# I had some ideas about new fursuit technology.



## Mxpklx (Mar 22, 2012)

As strange as the title may sound, I have had these ideas for a long time now. 

I occasionally go to the 405th infantry website where they make halo cosplay costumes. They seem to come up with great ideas that I think could be incorporated into fursuiting, like materials, fans, special stilt suits they use for elites, etc. 

But then I had some ideas of my own. As I can plainly tell, Fursuits have terrible vision and get really hot. So, with the help of the 405th I've come up with two devices that can fix those problems. 

For the heat problem, race-car drivers use fluid cooled shirts. These shirts have a water cooling and pumping system that will definitely keep you cooled. Though, like the one below, these can cost up to $500 and more. I've come up with a better solution. Have you ever heard of airator shoes? Well they use a small air pump underneath your heel that blows air onto your foot every time you step. But my idea is to incorporate the cooled shirts with a heel pump so whenever you step it acts like a heart circulating the fluid throughout your cool shirt. This will eliminate any need for unsightly fanny-packs that pump fluids through the shirt. But if you manage to spring a leak, your screwed .

## TASK REQUIREMENTS
1. Reproduce word for word the passage of the fursuit technology post starting at "I occasionally go" and ending at "fix those problems.".
2. Carry on writing the fursuit technology post from the point at which it stops.

## DATA
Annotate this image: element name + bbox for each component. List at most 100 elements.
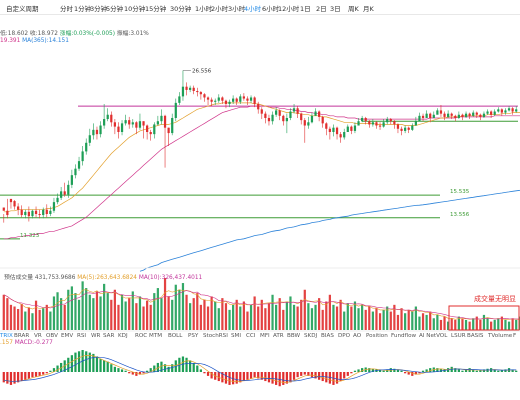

## ANSWERS TO THE EXERCISE
1.
I occasionally go to the 405th infantry website where they make halo cosplay costumes. They seem to come up with great ideas that I think could be incorporated into fursuiting, like materials, fans, special stilt suits they use for elites, etc. 

But then I had some ideas of my own. As I can plainly tell, Fursuits have terrible vision and get really hot. So, with the help of the 405th I've come up with two devices that can fix those problems.

2.
The next issue is the vision. Now, vision for fursuiters it *turrible* with only a central to near peripheral vision. So, once again, with the inspiration of the 405th, I've come up with refraction lenses. For example, Nike uses this technology in their Hindsight Glasses. This gives any wearer an increased peripheral vision upgrade of 25 degrees. So in the 405th community they make plastic visors for their helmets which when bent, a light refraction will occur increasing the wearers vision. To incorporate this into a fursuit, two separate lenses must be made behind each eye in order to get this effect. Now this can only be done if your not using tear duct eyes. Tear duct eyes are too small and won't work.










I can only assume expert fursuiters would be willing to attempt this. So, I hope I've given you ideas for your next fursuit!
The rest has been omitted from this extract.